--- What you should do ---
Put every line of the material below into a Markdown table with the columns "Row" and "Line", numbering the rows in order and leaving out any blank lines.

[start of Provided records]

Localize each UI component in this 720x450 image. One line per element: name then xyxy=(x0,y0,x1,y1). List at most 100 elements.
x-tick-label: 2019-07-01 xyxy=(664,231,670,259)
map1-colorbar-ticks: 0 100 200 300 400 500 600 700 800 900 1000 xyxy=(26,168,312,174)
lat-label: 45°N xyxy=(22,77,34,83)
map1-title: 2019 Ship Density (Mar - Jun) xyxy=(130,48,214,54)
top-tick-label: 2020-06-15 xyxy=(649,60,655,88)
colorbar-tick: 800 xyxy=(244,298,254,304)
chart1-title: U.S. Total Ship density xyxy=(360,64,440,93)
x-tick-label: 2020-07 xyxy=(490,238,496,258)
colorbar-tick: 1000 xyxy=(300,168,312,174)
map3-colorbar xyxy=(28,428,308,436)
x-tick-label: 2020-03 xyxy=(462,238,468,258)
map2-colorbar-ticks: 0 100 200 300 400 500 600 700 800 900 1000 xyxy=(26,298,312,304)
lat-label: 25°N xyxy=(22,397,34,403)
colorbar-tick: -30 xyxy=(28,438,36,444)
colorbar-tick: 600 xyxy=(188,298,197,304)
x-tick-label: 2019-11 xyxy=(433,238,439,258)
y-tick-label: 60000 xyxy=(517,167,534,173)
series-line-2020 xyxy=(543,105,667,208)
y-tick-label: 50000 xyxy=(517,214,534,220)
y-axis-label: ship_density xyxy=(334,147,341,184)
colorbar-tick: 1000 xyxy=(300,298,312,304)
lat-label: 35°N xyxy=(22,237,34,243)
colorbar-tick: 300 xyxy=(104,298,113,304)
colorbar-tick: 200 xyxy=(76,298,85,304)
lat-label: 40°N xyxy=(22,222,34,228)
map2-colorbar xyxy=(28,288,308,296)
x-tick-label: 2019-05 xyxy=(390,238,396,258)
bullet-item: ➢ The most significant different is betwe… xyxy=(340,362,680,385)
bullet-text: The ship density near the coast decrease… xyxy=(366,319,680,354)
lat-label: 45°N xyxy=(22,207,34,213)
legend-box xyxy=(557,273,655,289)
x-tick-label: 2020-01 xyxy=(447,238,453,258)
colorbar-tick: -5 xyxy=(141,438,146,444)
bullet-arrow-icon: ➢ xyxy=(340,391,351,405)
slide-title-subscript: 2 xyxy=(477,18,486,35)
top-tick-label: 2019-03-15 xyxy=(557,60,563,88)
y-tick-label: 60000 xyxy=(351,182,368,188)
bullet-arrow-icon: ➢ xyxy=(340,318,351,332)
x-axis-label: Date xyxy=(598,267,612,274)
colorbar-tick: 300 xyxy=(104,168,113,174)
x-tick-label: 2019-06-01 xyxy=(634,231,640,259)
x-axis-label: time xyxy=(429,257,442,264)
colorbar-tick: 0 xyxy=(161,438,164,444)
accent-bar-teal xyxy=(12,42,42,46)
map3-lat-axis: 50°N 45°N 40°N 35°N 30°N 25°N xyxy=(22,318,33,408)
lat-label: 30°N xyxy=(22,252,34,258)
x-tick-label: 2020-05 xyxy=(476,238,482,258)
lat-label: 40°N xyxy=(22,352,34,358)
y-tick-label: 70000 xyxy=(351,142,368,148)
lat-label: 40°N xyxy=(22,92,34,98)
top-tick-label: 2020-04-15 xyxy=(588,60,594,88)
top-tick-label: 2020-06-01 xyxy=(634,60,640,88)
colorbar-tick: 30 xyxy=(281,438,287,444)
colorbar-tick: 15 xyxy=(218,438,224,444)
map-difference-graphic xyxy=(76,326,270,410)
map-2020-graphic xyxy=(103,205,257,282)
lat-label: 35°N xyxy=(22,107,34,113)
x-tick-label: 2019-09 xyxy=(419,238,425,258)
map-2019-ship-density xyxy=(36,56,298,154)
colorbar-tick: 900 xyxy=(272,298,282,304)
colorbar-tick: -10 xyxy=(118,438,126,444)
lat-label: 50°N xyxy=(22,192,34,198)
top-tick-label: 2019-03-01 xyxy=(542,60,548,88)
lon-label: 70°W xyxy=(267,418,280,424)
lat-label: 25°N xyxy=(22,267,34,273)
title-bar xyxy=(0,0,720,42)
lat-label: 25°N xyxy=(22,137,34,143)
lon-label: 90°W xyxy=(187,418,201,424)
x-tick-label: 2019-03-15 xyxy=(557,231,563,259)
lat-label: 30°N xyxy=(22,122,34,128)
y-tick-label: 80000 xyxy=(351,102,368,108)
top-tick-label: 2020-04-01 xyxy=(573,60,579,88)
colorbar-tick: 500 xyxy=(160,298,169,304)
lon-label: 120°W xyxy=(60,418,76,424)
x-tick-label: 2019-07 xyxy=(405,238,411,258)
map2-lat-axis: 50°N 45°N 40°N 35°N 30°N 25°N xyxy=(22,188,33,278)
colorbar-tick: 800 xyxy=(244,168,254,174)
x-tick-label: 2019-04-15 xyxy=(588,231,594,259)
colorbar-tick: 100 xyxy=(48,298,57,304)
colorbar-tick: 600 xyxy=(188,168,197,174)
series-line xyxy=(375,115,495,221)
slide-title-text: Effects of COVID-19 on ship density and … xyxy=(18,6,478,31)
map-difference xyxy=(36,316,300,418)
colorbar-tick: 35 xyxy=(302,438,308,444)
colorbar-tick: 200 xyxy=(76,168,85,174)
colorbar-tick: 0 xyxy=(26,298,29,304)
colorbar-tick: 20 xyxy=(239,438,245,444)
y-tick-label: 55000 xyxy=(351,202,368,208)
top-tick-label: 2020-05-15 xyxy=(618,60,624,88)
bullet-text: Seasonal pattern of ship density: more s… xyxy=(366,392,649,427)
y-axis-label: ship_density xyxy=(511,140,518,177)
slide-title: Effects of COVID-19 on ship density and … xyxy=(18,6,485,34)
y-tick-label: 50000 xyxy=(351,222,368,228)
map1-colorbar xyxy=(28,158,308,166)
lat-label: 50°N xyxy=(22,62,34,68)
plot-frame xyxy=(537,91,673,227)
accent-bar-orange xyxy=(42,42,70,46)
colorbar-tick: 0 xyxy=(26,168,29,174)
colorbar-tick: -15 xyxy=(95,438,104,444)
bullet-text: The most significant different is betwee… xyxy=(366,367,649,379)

[end of Provided records]

--- Expected output ---
| Row | Line |
|---|---|
| 1 | Localize each UI component in this 720x450 image. One line per element: name then xyxy=(x0,y0,x1,y1). List at most 100 elements. |
| 2 | x-tick-label: 2019-07-01 xyxy=(664,231,670,259) |
| 3 | map1-colorbar-ticks: 0 100 200 300 400 500 600 700 800 900 1000 xyxy=(26,168,312,174) |
| 4 | lat-label: 45°N xyxy=(22,77,34,83) |
| 5 | map1-title: 2019 Ship Density (Mar - Jun) xyxy=(130,48,214,54) |
| 6 | top-tick-label: 2020-06-15 xyxy=(649,60,655,88) |
| 7 | colorbar-tick: 800 xyxy=(244,298,254,304) |
| 8 | chart1-title: U.S. Total Ship density xyxy=(360,64,440,93) |
| 9 | x-tick-label: 2020-07 xyxy=(490,238,496,258) |
| 10 | colorbar-tick: 1000 xyxy=(300,168,312,174) |
| 11 | map3-colorbar xyxy=(28,428,308,436) |
| 12 | x-tick-label: 2020-03 xyxy=(462,238,468,258) |
| 13 | map2-colorbar-ticks: 0 100 200 300 400 500 600 700 800 900 1000 xyxy=(26,298,312,304) |
| 14 | lat-label: 25°N xyxy=(22,397,34,403) |
| 15 | colorbar-tick: -30 xyxy=(28,438,36,444) |
| 16 | colorbar-tick: 600 xyxy=(188,298,197,304) |
| 17 | x-tick-label: 2019-11 xyxy=(433,238,439,258) |
| 18 | y-tick-label: 60000 xyxy=(517,167,534,173) |
| 19 | series-line-2020 xyxy=(543,105,667,208) |
| 20 | y-tick-label: 50000 xyxy=(517,214,534,220) |
| 21 | y-axis-label: ship_density xyxy=(334,147,341,184) |
| 22 | colorbar-tick: 1000 xyxy=(300,298,312,304) |
| 23 | lat-label: 35°N xyxy=(22,237,34,243) |
| 24 | colorbar-tick: 300 xyxy=(104,298,113,304) |
| 25 | colorbar-tick: 200 xyxy=(76,298,85,304) |
| 26 | lat-label: 40°N xyxy=(22,222,34,228) |
| 27 | map2-colorbar xyxy=(28,288,308,296) |
| 28 | x-tick-label: 2019-05 xyxy=(390,238,396,258) |
| 29 | bullet-item: ➢ The most significant different is betwe… xyxy=(340,362,680,385) |
| 30 | bullet-text: The ship density near the coast decrease… xyxy=(366,319,680,354) |
| 31 | lat-label: 45°N xyxy=(22,207,34,213) |
| 32 | legend-box xyxy=(557,273,655,289) |
| 33 | x-tick-label: 2020-01 xyxy=(447,238,453,258) |
| 34 | colorbar-tick: -5 xyxy=(141,438,146,444) |
| 35 | bullet-arrow-icon: ➢ xyxy=(340,391,351,405) |
| 36 | slide-title-subscript: 2 xyxy=(477,18,486,35) |
| 37 | top-tick-label: 2019-03-15 xyxy=(557,60,563,88) |
| 38 | y-tick-label: 60000 xyxy=(351,182,368,188) |
| 39 | bullet-arrow-icon: ➢ xyxy=(340,318,351,332) |
| 40 | x-axis-label: Date xyxy=(598,267,612,274) |
| 41 | colorbar-tick: 300 xyxy=(104,168,113,174) |
| 42 | x-tick-label: 2019-06-01 xyxy=(634,231,640,259) |
| 43 | x-axis-label: time xyxy=(429,257,442,264) |
| 44 | colorbar-tick: 0 xyxy=(161,438,164,444) |
| 45 | accent-bar-teal xyxy=(12,42,42,46) |
| 46 | map3-lat-axis: 50°N 45°N 40°N 35°N 30°N 25°N xyxy=(22,318,33,408) |
| 47 | lat-label: 30°N xyxy=(22,252,34,258) |
| 48 | x-tick-label: 2020-05 xyxy=(476,238,482,258) |
| 49 | lat-label: 40°N xyxy=(22,352,34,358) |
| 50 | y-tick-label: 70000 xyxy=(351,142,368,148) |
| 51 | lat-label: 40°N xyxy=(22,92,34,98) |
| 52 | top-tick-label: 2020-04-15 xyxy=(588,60,594,88) |
| 53 | top-tick-label: 2020-06-01 xyxy=(634,60,640,88) |
| 54 | colorbar-tick: 30 xyxy=(281,438,287,444) |
| 55 | colorbar-tick: 15 xyxy=(218,438,224,444) |
| 56 | map-difference-graphic xyxy=(76,326,270,410) |
| 57 | map-2020-graphic xyxy=(103,205,257,282) |
| 58 | lat-label: 35°N xyxy=(22,107,34,113) |
| 59 | x-tick-label: 2019-09 xyxy=(419,238,425,258) |
| 60 | map-2019-ship-density xyxy=(36,56,298,154) |
| 61 | colorbar-tick: 900 xyxy=(272,298,282,304) |
| 62 | colorbar-tick: -10 xyxy=(118,438,126,444) |
| 63 | lat-label: 50°N xyxy=(22,192,34,198) |
| 64 | top-tick-label: 2019-03-01 xyxy=(542,60,548,88) |
| 65 | lon-label: 70°W xyxy=(267,418,280,424) |
| 66 | lat-label: 25°N xyxy=(22,267,34,273) |
| 67 | title-bar xyxy=(0,0,720,42) |
| 68 | lat-label: 25°N xyxy=(22,137,34,143) |
| 69 | lon-label: 90°W xyxy=(187,418,201,424) |
| 70 | x-tick-label: 2019-03-15 xyxy=(557,231,563,259) |
| 71 | lat-label: 30°N xyxy=(22,122,34,128) |
| 72 | y-tick-label: 80000 xyxy=(351,102,368,108) |
| 73 | top-tick-label: 2020-04-01 xyxy=(573,60,579,88) |
| 74 | colorbar-tick: 500 xyxy=(160,298,169,304) |
| 75 | lon-label: 120°W xyxy=(60,418,76,424) |
| 76 | x-tick-label: 2019-07 xyxy=(405,238,411,258) |
| 77 | map2-lat-axis: 50°N 45°N 40°N 35°N 30°N 25°N xyxy=(22,188,33,278) |
| 78 | colorbar-tick: 800 xyxy=(244,168,254,174) |
| 79 | x-tick-label: 2019-04-15 xyxy=(588,231,594,259) |
| 80 | colorbar-tick: 100 xyxy=(48,298,57,304) |
| 81 | colorbar-tick: 600 xyxy=(188,168,197,174) |
| 82 | series-line xyxy=(375,115,495,221) |
| 83 | slide-title-text: Effects of COVID-19 on ship density and … xyxy=(18,6,478,31) |
| 84 | map-difference xyxy=(36,316,300,418) |
| 85 | colorbar-tick: 35 xyxy=(302,438,308,444) |
| 86 | colorbar-tick: 200 xyxy=(76,168,85,174) |
| 87 | colorbar-tick: 0 xyxy=(26,298,29,304) |
| 88 | colorbar-tick: 20 xyxy=(239,438,245,444) |
| 89 | y-tick-label: 55000 xyxy=(351,202,368,208) |
| 90 | top-tick-label: 2020-05-15 xyxy=(618,60,624,88) |
| 91 | bullet-text: Seasonal pattern of ship density: more s… xyxy=(366,392,649,427) |
| 92 | y-axis-label: ship_density xyxy=(511,140,518,177) |
| 93 | slide-title: Effects of COVID-19 on ship density and … xyxy=(18,6,485,34) |
| 94 | y-tick-label: 50000 xyxy=(351,222,368,228) |
| 95 | map1-colorbar xyxy=(28,158,308,166) |
| 96 | lat-label: 50°N xyxy=(22,62,34,68) |
| 97 | plot-frame xyxy=(537,91,673,227) |
| 98 | accent-bar-orange xyxy=(42,42,70,46) |
| 99 | colorbar-tick: 0 xyxy=(26,168,29,174) |
| 100 | colorbar-tick: -15 xyxy=(95,438,104,444) |
| 101 | bullet-text: The most significant different is betwee… xyxy=(366,367,649,379) |